• TEXT SHOWN:
>>>>>

Skip to content

Releases: kermitt2/pdfalto

Version 0.4

11 Apr 16:06
2ef1c4a
Compare
Choose a tag to compare

New in version 0.4 (apart various bug fixes):

  • support for xpdf language support package for language-specific fonts like Arabic, Chinese-simplified, Japanese, etc. they are pre-installed locally and portable

  • refined line number detection and fixing a bug which could result in random missing numbers in the ALTO output

  • update to xpdf-4.03

  • fix issue with character spacing due to invalid rotation condition

  • update dependencies and dependency install script

Version 0.3

22 Aug 21:56
3216284
Compare
Choose a tag to compare

New in version 0.3:

  • line number detection: line numbers (typically added for review in manuscripts/preprints) are specifically identified and not anymore mixed with the rest of text content, they will be grouped in a separate block or, optionally, not outputted in the ALTO file (noLineNumbers option)

  • removal of -blocks option, the block information are always returned for ensuring ALTO validation (<TextBlock> element)

<<<<<

• RECORD LIST:
>>>>>

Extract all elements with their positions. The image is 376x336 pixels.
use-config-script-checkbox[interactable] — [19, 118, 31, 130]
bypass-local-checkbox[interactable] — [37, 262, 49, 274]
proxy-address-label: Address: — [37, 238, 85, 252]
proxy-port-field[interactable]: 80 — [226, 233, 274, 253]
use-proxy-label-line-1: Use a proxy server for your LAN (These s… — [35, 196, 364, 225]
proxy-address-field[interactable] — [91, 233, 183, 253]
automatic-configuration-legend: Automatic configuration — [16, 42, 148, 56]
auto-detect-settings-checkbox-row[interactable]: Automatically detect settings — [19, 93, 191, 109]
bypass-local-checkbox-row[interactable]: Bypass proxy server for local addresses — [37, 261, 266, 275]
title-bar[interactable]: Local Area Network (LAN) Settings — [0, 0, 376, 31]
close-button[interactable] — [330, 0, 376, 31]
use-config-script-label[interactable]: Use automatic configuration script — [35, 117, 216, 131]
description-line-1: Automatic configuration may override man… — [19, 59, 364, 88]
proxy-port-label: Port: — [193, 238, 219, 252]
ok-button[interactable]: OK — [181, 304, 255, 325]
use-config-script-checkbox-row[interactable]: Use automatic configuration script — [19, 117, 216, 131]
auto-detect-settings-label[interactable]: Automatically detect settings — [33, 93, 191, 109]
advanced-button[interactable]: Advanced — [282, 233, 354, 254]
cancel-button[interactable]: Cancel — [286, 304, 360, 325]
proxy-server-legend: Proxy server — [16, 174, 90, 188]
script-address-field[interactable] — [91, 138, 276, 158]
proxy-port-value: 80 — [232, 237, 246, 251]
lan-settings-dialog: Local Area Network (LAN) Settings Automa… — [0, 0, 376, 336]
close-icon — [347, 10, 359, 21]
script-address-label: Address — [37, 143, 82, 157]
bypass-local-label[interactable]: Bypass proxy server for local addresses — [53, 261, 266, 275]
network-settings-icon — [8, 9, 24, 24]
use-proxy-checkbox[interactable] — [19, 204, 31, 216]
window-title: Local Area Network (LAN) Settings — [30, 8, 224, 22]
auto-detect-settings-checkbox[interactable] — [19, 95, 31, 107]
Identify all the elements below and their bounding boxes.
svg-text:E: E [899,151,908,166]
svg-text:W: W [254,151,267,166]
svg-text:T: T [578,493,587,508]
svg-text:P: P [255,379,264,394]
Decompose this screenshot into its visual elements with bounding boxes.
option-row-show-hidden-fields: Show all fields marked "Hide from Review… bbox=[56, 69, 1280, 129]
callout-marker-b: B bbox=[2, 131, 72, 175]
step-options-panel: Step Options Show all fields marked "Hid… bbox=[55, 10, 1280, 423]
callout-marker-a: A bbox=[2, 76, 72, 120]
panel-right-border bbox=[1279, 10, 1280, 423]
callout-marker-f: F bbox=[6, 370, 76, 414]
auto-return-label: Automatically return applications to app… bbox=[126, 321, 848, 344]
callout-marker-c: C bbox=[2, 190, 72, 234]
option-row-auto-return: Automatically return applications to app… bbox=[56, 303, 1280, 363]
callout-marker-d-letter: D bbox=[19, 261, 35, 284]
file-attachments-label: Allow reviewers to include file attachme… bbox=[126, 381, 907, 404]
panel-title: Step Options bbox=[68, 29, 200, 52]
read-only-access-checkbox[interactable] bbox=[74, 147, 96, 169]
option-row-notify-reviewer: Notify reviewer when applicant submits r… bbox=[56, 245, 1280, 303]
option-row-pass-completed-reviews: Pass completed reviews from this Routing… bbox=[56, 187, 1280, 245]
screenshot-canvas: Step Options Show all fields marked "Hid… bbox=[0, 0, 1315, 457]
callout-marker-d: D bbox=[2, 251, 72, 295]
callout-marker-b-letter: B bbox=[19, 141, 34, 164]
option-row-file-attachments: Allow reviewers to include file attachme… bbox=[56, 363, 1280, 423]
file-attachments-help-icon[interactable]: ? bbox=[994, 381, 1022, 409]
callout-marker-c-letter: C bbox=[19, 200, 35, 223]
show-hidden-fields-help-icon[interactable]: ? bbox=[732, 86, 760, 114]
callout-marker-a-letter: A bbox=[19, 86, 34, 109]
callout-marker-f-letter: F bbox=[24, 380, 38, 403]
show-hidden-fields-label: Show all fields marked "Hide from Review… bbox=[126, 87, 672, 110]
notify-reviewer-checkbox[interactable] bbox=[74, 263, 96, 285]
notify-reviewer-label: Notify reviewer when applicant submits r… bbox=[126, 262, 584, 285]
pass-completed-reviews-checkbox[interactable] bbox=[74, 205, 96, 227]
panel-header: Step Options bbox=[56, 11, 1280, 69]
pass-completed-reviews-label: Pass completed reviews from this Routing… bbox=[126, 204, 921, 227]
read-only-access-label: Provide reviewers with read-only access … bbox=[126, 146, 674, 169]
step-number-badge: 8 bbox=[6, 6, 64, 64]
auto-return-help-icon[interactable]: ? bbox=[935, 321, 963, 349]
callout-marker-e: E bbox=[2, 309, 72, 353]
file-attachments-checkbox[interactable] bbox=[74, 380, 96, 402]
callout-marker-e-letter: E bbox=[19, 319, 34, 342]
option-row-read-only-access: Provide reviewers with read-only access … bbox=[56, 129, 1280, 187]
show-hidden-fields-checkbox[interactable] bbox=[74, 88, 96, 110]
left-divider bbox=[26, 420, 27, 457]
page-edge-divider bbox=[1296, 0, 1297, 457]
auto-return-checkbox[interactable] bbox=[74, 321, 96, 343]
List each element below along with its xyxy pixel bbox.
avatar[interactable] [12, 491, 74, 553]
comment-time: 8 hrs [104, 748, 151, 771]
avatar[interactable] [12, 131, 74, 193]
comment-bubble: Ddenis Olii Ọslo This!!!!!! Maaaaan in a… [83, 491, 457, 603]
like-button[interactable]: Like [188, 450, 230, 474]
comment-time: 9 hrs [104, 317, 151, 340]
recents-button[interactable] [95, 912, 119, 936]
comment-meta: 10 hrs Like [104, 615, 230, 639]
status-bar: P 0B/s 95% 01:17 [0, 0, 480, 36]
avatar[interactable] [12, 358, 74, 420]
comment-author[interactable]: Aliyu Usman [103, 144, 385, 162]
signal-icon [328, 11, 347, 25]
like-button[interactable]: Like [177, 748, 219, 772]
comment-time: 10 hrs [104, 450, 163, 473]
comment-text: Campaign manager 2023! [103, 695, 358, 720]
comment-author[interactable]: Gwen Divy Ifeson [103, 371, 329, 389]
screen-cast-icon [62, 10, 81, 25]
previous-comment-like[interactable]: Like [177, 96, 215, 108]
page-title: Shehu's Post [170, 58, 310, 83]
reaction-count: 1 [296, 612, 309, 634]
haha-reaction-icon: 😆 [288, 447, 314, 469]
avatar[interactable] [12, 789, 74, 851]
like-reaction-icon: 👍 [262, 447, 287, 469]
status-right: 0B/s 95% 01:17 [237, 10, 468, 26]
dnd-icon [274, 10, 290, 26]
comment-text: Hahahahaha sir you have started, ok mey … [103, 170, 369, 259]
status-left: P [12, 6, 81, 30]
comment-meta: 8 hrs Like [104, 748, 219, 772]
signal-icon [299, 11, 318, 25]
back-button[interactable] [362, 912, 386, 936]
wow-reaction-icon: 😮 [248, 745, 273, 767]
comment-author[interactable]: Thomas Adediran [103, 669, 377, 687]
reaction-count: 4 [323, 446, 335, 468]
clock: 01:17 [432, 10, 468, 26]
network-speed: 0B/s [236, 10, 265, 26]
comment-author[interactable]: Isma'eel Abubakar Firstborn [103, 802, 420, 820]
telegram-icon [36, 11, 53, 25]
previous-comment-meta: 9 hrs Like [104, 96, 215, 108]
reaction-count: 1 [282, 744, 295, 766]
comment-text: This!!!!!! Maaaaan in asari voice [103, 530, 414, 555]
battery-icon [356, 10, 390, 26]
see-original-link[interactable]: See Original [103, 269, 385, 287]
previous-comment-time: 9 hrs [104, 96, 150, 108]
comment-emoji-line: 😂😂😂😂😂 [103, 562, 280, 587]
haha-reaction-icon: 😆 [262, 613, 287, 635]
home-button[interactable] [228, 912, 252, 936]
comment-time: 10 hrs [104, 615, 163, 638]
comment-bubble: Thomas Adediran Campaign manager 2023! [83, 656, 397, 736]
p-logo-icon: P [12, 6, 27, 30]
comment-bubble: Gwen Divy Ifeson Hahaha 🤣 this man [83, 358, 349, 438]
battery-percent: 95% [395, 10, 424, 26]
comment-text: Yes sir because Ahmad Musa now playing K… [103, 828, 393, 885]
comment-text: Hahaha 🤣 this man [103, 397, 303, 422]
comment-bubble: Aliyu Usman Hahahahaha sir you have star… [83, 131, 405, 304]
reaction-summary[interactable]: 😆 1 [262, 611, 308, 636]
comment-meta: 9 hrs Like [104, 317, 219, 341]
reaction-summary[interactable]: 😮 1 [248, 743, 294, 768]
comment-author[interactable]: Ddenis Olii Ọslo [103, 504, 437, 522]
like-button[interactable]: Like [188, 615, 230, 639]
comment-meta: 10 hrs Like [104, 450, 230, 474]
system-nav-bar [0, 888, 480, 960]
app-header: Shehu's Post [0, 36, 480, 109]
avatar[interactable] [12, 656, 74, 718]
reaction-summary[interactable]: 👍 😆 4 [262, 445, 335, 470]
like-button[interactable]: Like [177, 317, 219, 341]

<<<<<

• LIST OF TASKS:
• A. List every change given in the bullet points under "New in version 0.4" in the pdfalto release notes.
• B. Please state whether each statement agrees with the pdfalto release notes, answering yes or no and quoting the words that decide it: (i) Version 0.4 moves to xpdf-4.03. (ii) Version 0.3 introduced a -blocks option. (iii) In version 0.3, line numbers can optionally be left out of the ALTO file.
• C. Carry the pdfalto release notes forward from their last bullet point.
The lines have nothing to do with the pdfalto release notes.

• SOLVED PROBLEMS:
• A.
- support for xpdf language support package for language-specific fonts like Arabic, Chinese-simplified, Japanese, etc. they are pre-installed locally and portable
- refined line number detection and fixing a bug which could result in random missing numbers in the ALTO output
- update to xpdf-4.03
- fix issue with character spacing due to invalid rotation condition
- update dependencies and dependency install script

• B.
(i) Yes: "update to xpdf-4.03"
(ii) No: "removal of -blocks option"
(iii) Yes: "optionally, not outputted in the ALTO file (noLineNumbers option)"

• C.
  • bug fixing on reading order

  • fix possible incorrect XMax and YMax values at 0 on block coordinates having only one line

Version 0.2

17 Oct 09:29
dea10fd
Compare
Choose a tag to compare

New in version 0.2:

  • support Unicode composition of characters
  • generalize reading order to all blocks (it was limited to the blocks of the first page)
  • use subscript/superscript text font style attribute
  • use SVG as a format for vectorial images
  • propagate unsolved character Unicode value (free Unicode range for embedded fonts) as encoded special character in ALTO (so-called "placeholder" approach)
  • generate metadata information in a separate XML file (as ALTO schema does not support that)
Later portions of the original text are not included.